=== Exercise material ===

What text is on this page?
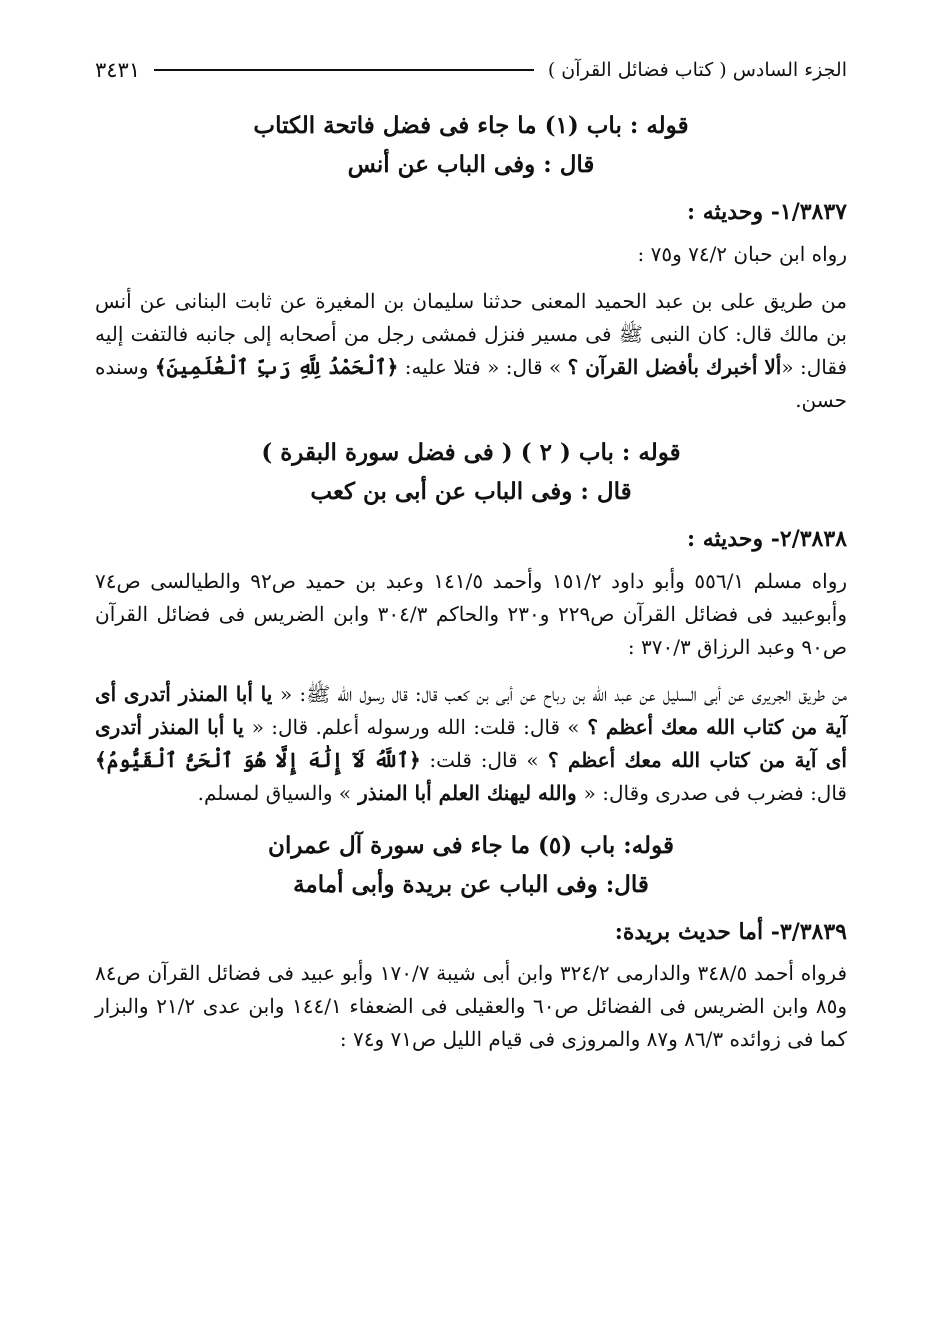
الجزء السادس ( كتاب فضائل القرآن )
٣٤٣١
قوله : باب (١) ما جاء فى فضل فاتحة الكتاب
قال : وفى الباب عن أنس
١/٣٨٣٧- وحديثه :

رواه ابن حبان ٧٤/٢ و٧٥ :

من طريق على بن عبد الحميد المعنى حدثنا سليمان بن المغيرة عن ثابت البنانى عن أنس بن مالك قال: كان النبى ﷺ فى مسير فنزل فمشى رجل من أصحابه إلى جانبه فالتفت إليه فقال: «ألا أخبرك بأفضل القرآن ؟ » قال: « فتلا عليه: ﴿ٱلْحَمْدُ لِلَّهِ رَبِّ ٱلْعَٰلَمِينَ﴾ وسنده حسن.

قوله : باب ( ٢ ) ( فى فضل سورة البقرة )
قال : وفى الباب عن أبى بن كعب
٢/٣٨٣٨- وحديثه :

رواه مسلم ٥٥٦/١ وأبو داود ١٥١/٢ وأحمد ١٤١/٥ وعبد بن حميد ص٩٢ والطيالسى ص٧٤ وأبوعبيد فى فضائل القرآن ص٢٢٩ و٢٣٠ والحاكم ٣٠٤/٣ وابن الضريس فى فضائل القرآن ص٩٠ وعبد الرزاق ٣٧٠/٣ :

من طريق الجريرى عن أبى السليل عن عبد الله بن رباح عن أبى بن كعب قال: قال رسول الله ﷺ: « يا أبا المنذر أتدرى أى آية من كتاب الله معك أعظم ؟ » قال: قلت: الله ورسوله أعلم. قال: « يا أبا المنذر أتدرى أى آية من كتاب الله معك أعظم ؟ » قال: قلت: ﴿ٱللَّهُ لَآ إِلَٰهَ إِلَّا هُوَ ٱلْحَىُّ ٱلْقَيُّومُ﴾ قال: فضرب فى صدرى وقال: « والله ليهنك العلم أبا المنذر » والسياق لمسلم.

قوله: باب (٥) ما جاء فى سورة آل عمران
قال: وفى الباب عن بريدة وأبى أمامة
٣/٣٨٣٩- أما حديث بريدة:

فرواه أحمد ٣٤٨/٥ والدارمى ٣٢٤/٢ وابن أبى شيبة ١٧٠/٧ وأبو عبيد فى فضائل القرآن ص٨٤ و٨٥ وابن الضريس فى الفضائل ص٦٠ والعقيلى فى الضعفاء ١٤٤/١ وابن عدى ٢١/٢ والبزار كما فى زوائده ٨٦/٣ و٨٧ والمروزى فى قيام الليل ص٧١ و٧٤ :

===

◆ Aim ◆
Reproduce the entries exactly. Do not carry over any picture.

◆ Expected answer ◆
What text is on this page?
الجزء السادس ( كتاب فضائل القرآن )
٣٤٣١
قوله : باب (١) ما جاء فى فضل فاتحة الكتاب
قال : وفى الباب عن أنس
١/٣٨٣٧- وحديثه :

رواه ابن حبان ٧٤/٢ و٧٥ :

من طريق على بن عبد الحميد المعنى حدثنا سليمان بن المغيرة عن ثابت البنانى عن أنس بن مالك قال: كان النبى ﷺ فى مسير فنزل فمشى رجل من أصحابه إلى جانبه فالتفت إليه فقال: «ألا أخبرك بأفضل القرآن ؟ » قال: « فتلا عليه: ﴿ٱلْحَمْدُ لِلَّهِ رَبِّ ٱلْعَٰلَمِينَ﴾ وسنده حسن.

قوله : باب ( ٢ ) ( فى فضل سورة البقرة )
قال : وفى الباب عن أبى بن كعب
٢/٣٨٣٨- وحديثه :

رواه مسلم ٥٥٦/١ وأبو داود ١٥١/٢ وأحمد ١٤١/٥ وعبد بن حميد ص٩٢ والطيالسى ص٧٤ وأبوعبيد فى فضائل القرآن ص٢٢٩ و٢٣٠ والحاكم ٣٠٤/٣ وابن الضريس فى فضائل القرآن ص٩٠ وعبد الرزاق ٣٧٠/٣ :

من طريق الجريرى عن أبى السليل عن عبد الله بن رباح عن أبى بن كعب قال: قال رسول الله ﷺ: « يا أبا المنذر أتدرى أى آية من كتاب الله معك أعظم ؟ » قال: قلت: الله ورسوله أعلم. قال: « يا أبا المنذر أتدرى أى آية من كتاب الله معك أعظم ؟ » قال: قلت: ﴿ٱللَّهُ لَآ إِلَٰهَ إِلَّا هُوَ ٱلْحَىُّ ٱلْقَيُّومُ﴾ قال: فضرب فى صدرى وقال: « والله ليهنك العلم أبا المنذر » والسياق لمسلم.

قوله: باب (٥) ما جاء فى سورة آل عمران
قال: وفى الباب عن بريدة وأبى أمامة
٣/٣٨٣٩- أما حديث بريدة:

فرواه أحمد ٣٤٨/٥ والدارمى ٣٢٤/٢ وابن أبى شيبة ١٧٠/٧ وأبو عبيد فى فضائل القرآن ص٨٤ و٨٥ وابن الضريس فى الفضائل ص٦٠ والعقيلى فى الضعفاء ١٤٤/١ وابن عدى ٢١/٢ والبزار كما فى زوائده ٨٦/٣ و٨٧ والمروزى فى قيام الليل ص٧١ و٧٤ :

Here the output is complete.